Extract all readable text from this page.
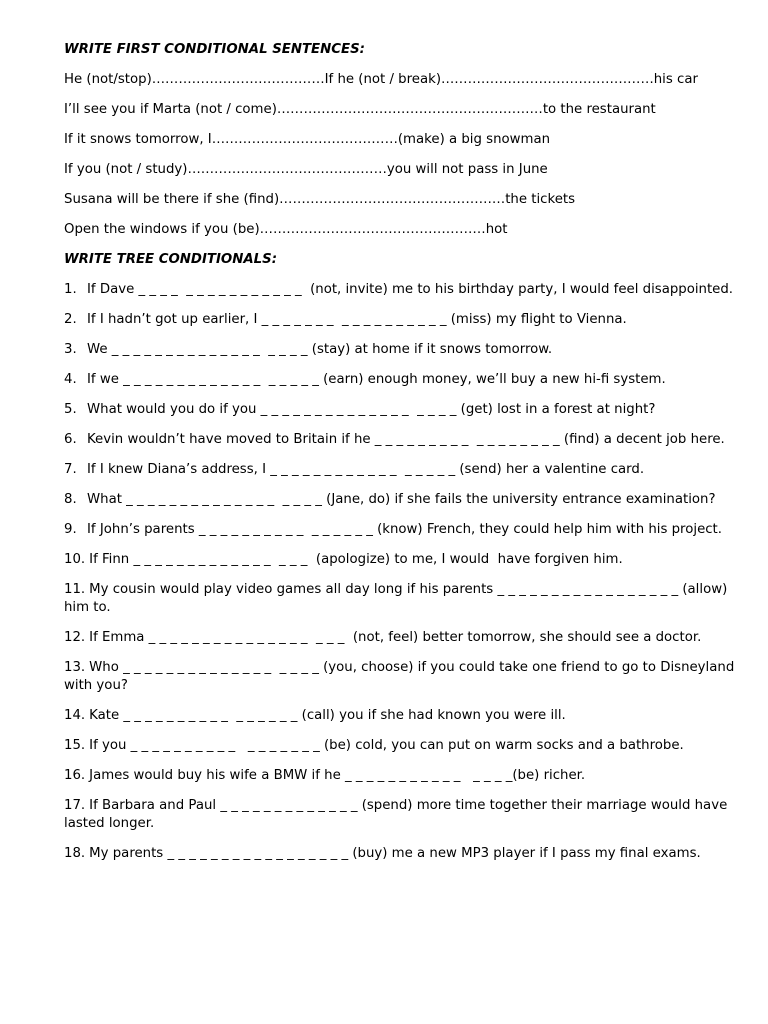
WRITE FIRST CONDITIONAL SENTENCES:
He (not/stop)…………………………………If he (not / break)…………………………………………his car
I’ll see you if Marta (not / come)……………………………………………………to the restaurant
If it snows tomorrow, I……………………………………(make) a big snowman
If you (not / study)………………………………………you will not pass in June
Susana will be there if she (find)……………………………………………the tickets
Open the windows if you (be)……………………………………………hot
WRITE TREE CONDITIONALS:
1. If Dave _ _ _ _  _ _ _ _ _ _ _ _ _ _ _  (not, invite) me to his birthday party, I would feel disappointed.
2. If I hadn’t got up earlier, I _ _ _ _ _ _ _  _ _ _ _ _ _ _ _ _ _ (miss) my flight to Vienna.
3. We _ _ _ _ _ _ _ _ _ _ _ _ _ _  _ _ _ _ (stay) at home if it snows tomorrow.
4. If we _ _ _ _ _ _ _ _ _ _ _ _ _  _ _ _ _ _ (earn) enough money, we’ll buy a new hi-fi system.
5. What would you do if you _ _ _ _ _ _ _ _ _ _ _ _ _ _  _ _ _ _ (get) lost in a forest at night?
6. Kevin wouldn’t have moved to Britain if he _ _ _ _ _ _ _ _ _  _ _ _ _ _ _ _ _ (find) a decent job here.
7. If I knew Diana’s address, I _ _ _ _ _ _ _ _ _ _ _ _  _ _ _ _ _ (send) her a valentine card.
8. What _ _ _ _ _ _ _ _ _ _ _ _ _ _  _ _ _ _ (Jane, do) if she fails the university entrance examination?
9. If John’s parents _ _ _ _ _ _ _ _ _ _  _ _ _ _ _ _ (know) French, they could help him with his project.
10. If Finn _ _ _ _ _ _ _ _ _ _ _ _ _  _ _ _  (apologize) to me, I would  have forgiven him.
11. My cousin would play video games all day long if his parents _ _ _ _ _ _ _ _ _ _ _ _ _ _ _ _ _ (allow) him to.
12. If Emma _ _ _ _ _ _ _ _ _ _ _ _ _ _ _  _ _ _  (not, feel) better tomorrow, she should see a doctor.
13. Who _ _ _ _ _ _ _ _ _ _ _ _ _ _  _ _ _ _ (you, choose) if you could take one friend to go to Disneyland with you?
14. Kate _ _ _ _ _ _ _ _ _ _  _ _ _ _ _ _ (call) you if she had known you were ill.
15. If you _ _ _ _ _ _ _ _ _ _   _ _ _ _ _ _ _ (be) cold, you can put on warm socks and a bathrobe.
16. James would buy his wife a BMW if he _ _ _ _ _ _ _ _ _ _ _   _ _ _ _(be) richer.
17. If Barbara and Paul _ _ _ _ _ _ _ _ _ _ _ _ _ (spend) more time together their marriage would have lasted longer.
18. My parents _ _ _ _ _ _ _ _ _ _ _ _ _ _ _ _ _ (buy) me a new MP3 player if I pass my final exams.
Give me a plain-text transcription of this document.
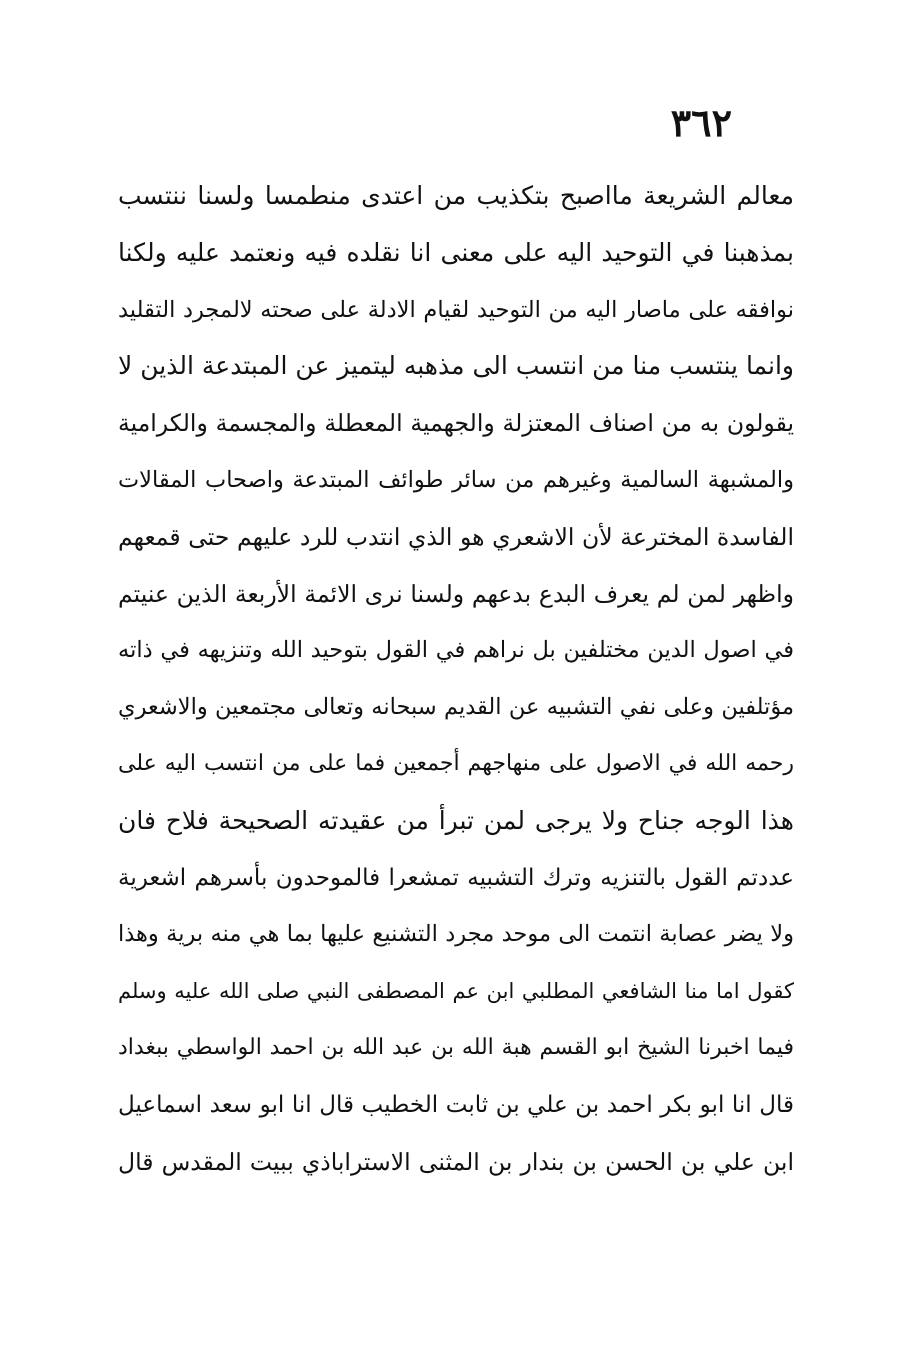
٣٦٢
معالم الشريعة مااصبح بتكذيب من اعتدى منطمسا ولسنا ننتسب
بمذهبنا في التوحيد اليه على معنى انا نقلده فيه ونعتمد عليه ولكنا
نوافقه على ماصار اليه من التوحيد لقيام الادلة على صحته لالمجرد التقليد
وانما ينتسب منا من انتسب الى مذهبه ليتميز عن المبتدعة الذين لا
يقولون به من اصناف المعتزلة والجهمية المعطلة والمجسمة والكرامية
والمشبهة السالمية وغيرهم من سائر طوائف المبتدعة واصحاب المقالات
الفاسدة المخترعة لأن الاشعري هو الذي انتدب للرد عليهم حتى قمعهم
واظهر لمن لم يعرف البدع بدعهم ولسنا نرى الائمة الأربعة الذين عنيتم
في اصول الدين مختلفين بل نراهم في القول بتوحيد الله وتنزيهه في ذاته
مؤتلفين وعلى نفي التشبيه عن القديم سبحانه وتعالى مجتمعين والاشعري
رحمه الله في الاصول على منهاجهم أجمعين فما على من انتسب اليه على
هذا الوجه جناح ولا يرجى لمن تبرأ من عقيدته الصحيحة فلاح فان
عددتم القول بالتنزيه وترك التشبيه تمشعرا فالموحدون بأسرهم اشعرية
ولا يضر عصابة انتمت الى موحد مجرد التشنيع عليها بما هي منه برية وهذا
كقول اما منا الشافعي المطلبي ابن عم المصطفى النبي صلى الله عليه وسلم
فيما اخبرنا الشيخ ابو القسم هبة الله بن عبد الله بن احمد الواسطي ببغداد
قال انا ابو بكر احمد بن علي بن ثابت الخطيب قال انا ابو سعد اسماعيل
ابن علي بن الحسن بن بندار بن المثنى الاستراباذي ببيت المقدس قال
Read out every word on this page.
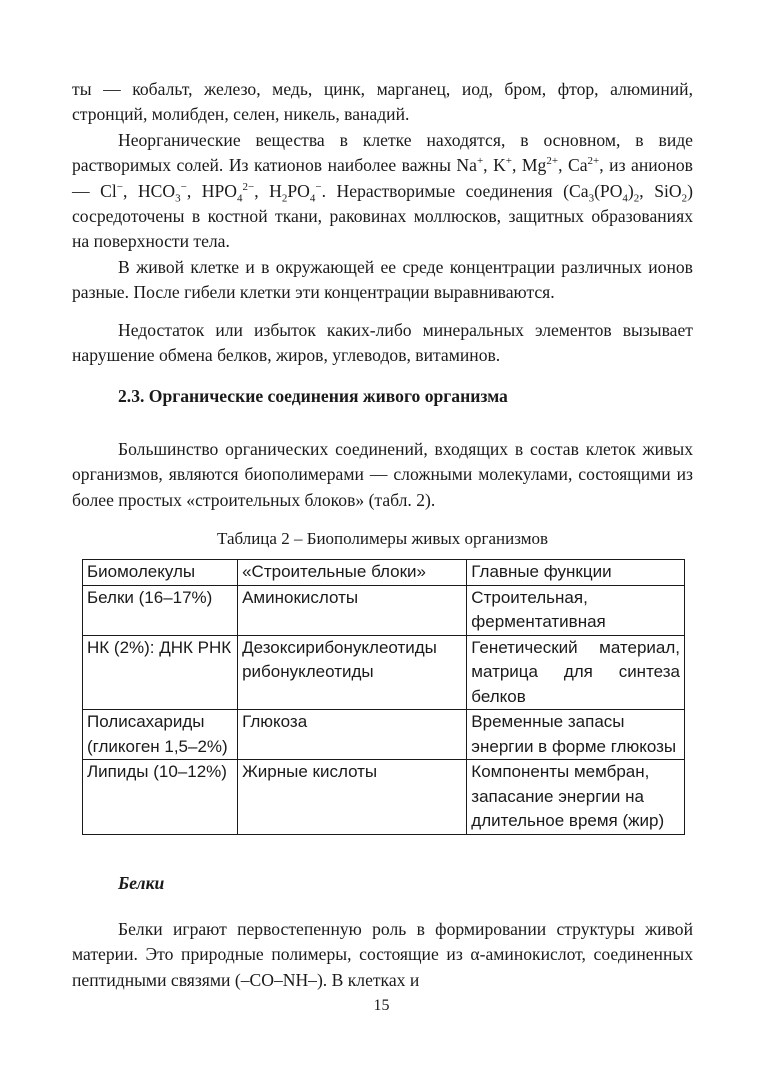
ты — кобальт, железо, медь, цинк, марганец, иод, бром, фтор, алюминий, стронций, молибден, селен, никель, ванадий.

Неорганические вещества в клетке находятся, в основном, в виде растворимых солей. Из катионов наиболее важны Na+, K+, $Mg^{2+}$, $Ca^{2+}$, из анионов — Cl−, $HCO_3^-$, $HPO_4^{2-}$, $H_2PO_4^-$. Нерастворимые соединения ($Ca_3(PO_4)_2$, SiO$_2$) сосредоточены в костной ткани, раковинах моллюсков, защитных образованиях на поверхности тела.

В живой клетке и в окружающей ее среде концентрации различных ионов разные. После гибели клетки эти концентрации выравниваются.

Недостаток или избыток каких-либо минеральных элементов вызывает нарушение обмена белков, жиров, углеводов, витаминов.

2.3. Органические соединения живого организма

Большинство органических соединений, входящих в состав клеток живых организмов, являются биополимерами — сложными молекулами, состоящими из более простых «строительных блоков» (табл. 2).

Таблица 2 – Биополимеры живых организмов

Биомолекулы	«Строительные блоки»	Главные функции
Белки (16–17%)	Аминокислоты	Строительная, ферментативная
НК (2%): ДНК РНК	Дезоксирибонуклеотиды рибонуклеотиды	Генетический материал, матрица для синтеза белков
Полисахариды (гликоген 1,5–2%)	Глюкоза	Временные запасы энергии в форме глюкозы
Липиды (10–12%)	Жирные кислоты	Компоненты мембран, запасание энергии на длительное время (жир)
Белки

Белки играют первостепенную роль в формировании структуры живой материи. Это природные полимеры, состоящие из α-аминокислот, соединенных пептидными связями (–CO–NH–). В клетках и

15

===============

__Task goal__:
Your task is to reproduce all of the material exactly. The pictures stay out.

__Exercise result__:
Extract all readable text from this page.
WRITE FIRST CONDITIONAL SENTENCES:
He (not/stop)…………………………………If he (not / break)…………………………………………his car
I’ll see you if Marta (not / come)……………………………………………………to the restaurant
If it snows tomorrow, I……………………………………(make) a big snowman
If you (not / study)………………………………………you will not pass in June
Susana will be there if she (find)……………………………………………the tickets
Open the windows if you (be)……………………………………………hot
WRITE TREE CONDITIONALS:
1. If Dave _ _ _ _  _ _ _ _ _ _ _ _ _ _ _  (not, invite) me to his birthday party, I would feel disappointed.
2. If I hadn’t got up earlier, I _ _ _ _ _ _ _  _ _ _ _ _ _ _ _ _ _ (miss) my flight to Vienna.
3. We _ _ _ _ _ _ _ _ _ _ _ _ _ _  _ _ _ _ (stay) at home if it snows tomorrow.
4. If we _ _ _ _ _ _ _ _ _ _ _ _ _  _ _ _ _ _ (earn) enough money, we’ll buy a new hi-fi system.
5. What would you do if you _ _ _ _ _ _ _ _ _ _ _ _ _ _  _ _ _ _ (get) lost in a forest at night?
6. Kevin wouldn’t have moved to Britain if he _ _ _ _ _ _ _ _ _  _ _ _ _ _ _ _ _ (find) a decent job here.
7. If I knew Diana’s address, I _ _ _ _ _ _ _ _ _ _ _ _  _ _ _ _ _ (send) her a valentine card.
8. What _ _ _ _ _ _ _ _ _ _ _ _ _ _  _ _ _ _ (Jane, do) if she fails the university entrance examination?
9. If John’s parents _ _ _ _ _ _ _ _ _ _  _ _ _ _ _ _ (know) French, they could help him with his project.
10. If Finn _ _ _ _ _ _ _ _ _ _ _ _ _  _ _ _  (apologize) to me, I would  have forgiven him.
11. My cousin would play video games all day long if his parents _ _ _ _ _ _ _ _ _ _ _ _ _ _ _ _ _ (allow) him to.
12. If Emma _ _ _ _ _ _ _ _ _ _ _ _ _ _ _  _ _ _  (not, feel) better tomorrow, she should see a doctor.
13. Who _ _ _ _ _ _ _ _ _ _ _ _ _ _  _ _ _ _ (you, choose) if you could take one friend to go to Disneyland with you?
14. Kate _ _ _ _ _ _ _ _ _ _  _ _ _ _ _ _ (call) you if she had known you were ill.
15. If you _ _ _ _ _ _ _ _ _ _   _ _ _ _ _ _ _ (be) cold, you can put on warm socks and a bathrobe.
16. James would buy his wife a BMW if he _ _ _ _ _ _ _ _ _ _ _   _ _ _ _(be) richer.
17. If Barbara and Paul _ _ _ _ _ _ _ _ _ _ _ _ _ (spend) more time together their marriage would have lasted longer.
18. My parents _ _ _ _ _ _ _ _ _ _ _ _ _ _ _ _ _ (buy) me a new MP3 player if I pass my final exams.
Give me a plain-text transcription of this document.
٣٦٢
معالم الشريعة مااصبح بتكذيب من اعتدى منطمسا ولسنا ننتسب
بمذهبنا في التوحيد اليه على معنى انا نقلده فيه ونعتمد عليه ولكنا
نوافقه على ماصار اليه من التوحيد لقيام الادلة على صحته لالمجرد التقليد
وانما ينتسب منا من انتسب الى مذهبه ليتميز عن المبتدعة الذين لا
يقولون به من اصناف المعتزلة والجهمية المعطلة والمجسمة والكرامية
والمشبهة السالمية وغيرهم من سائر طوائف المبتدعة واصحاب المقالات
الفاسدة المخترعة لأن الاشعري هو الذي انتدب للرد عليهم حتى قمعهم
واظهر لمن لم يعرف البدع بدعهم ولسنا نرى الائمة الأربعة الذين عنيتم
في اصول الدين مختلفين بل نراهم في القول بتوحيد الله وتنزيهه في ذاته
مؤتلفين وعلى نفي التشبيه عن القديم سبحانه وتعالى مجتمعين والاشعري
رحمه الله في الاصول على منهاجهم أجمعين فما على من انتسب اليه على
هذا الوجه جناح ولا يرجى لمن تبرأ من عقيدته الصحيحة فلاح فان
عددتم القول بالتنزيه وترك التشبيه تمشعرا فالموحدون بأسرهم اشعرية
ولا يضر عصابة انتمت الى موحد مجرد التشنيع عليها بما هي منه برية وهذا
كقول اما منا الشافعي المطلبي ابن عم المصطفى النبي صلى الله عليه وسلم
فيما اخبرنا الشيخ ابو القسم هبة الله بن عبد الله بن احمد الواسطي ببغداد
قال انا ابو بكر احمد بن علي بن ثابت الخطيب قال انا ابو سعد اسماعيل
ابن علي بن الحسن بن بندار بن المثنى الاستراباذي ببيت المقدس قال
Read out every word on this page.
ты — кобальт, железо, медь, цинк, марганец, иод, бром, фтор, алюминий, стронций, молибден, селен, никель, ванадий.

Неорганические вещества в клетке находятся, в основном, в виде растворимых солей. Из катионов наиболее важны Na+, K+, $Mg^{2+}$, $Ca^{2+}$, из анионов — Cl−, $HCO_3^-$, $HPO_4^{2-}$, $H_2PO_4^-$. Нерастворимые соединения ($Ca_3(PO_4)_2$, SiO$_2$) сосредоточены в костной ткани, раковинах моллюсков, защитных образованиях на поверхности тела.

В живой клетке и в окружающей ее среде концентрации различных ионов разные. После гибели клетки эти концентрации выравниваются.

Недостаток или избыток каких-либо минеральных элементов вызывает нарушение обмена белков, жиров, углеводов, витаминов.

2.3. Органические соединения живого организма

Большинство органических соединений, входящих в состав клеток живых организмов, являются биополимерами — сложными молекулами, состоящими из более простых «строительных блоков» (табл. 2).

Таблица 2 – Биополимеры живых организмов

Биомолекулы	«Строительные блоки»	Главные функции
Белки (16–17%)	Аминокислоты	Строительная, ферментативная
НК (2%): ДНК РНК	Дезоксирибонуклеотиды рибонуклеотиды	Генетический материал, матрица для синтеза белков
Полисахариды (гликоген 1,5–2%)	Глюкоза	Временные запасы энергии в форме глюкозы
Липиды (10–12%)	Жирные кислоты	Компоненты мембран, запасание энергии на длительное время (жир)
Белки

Белки играют первостепенную роль в формировании структуры живой материи. Это природные полимеры, состоящие из α-аминокислот, соединенных пептидными связями (–CO–NH–). В клетках и

15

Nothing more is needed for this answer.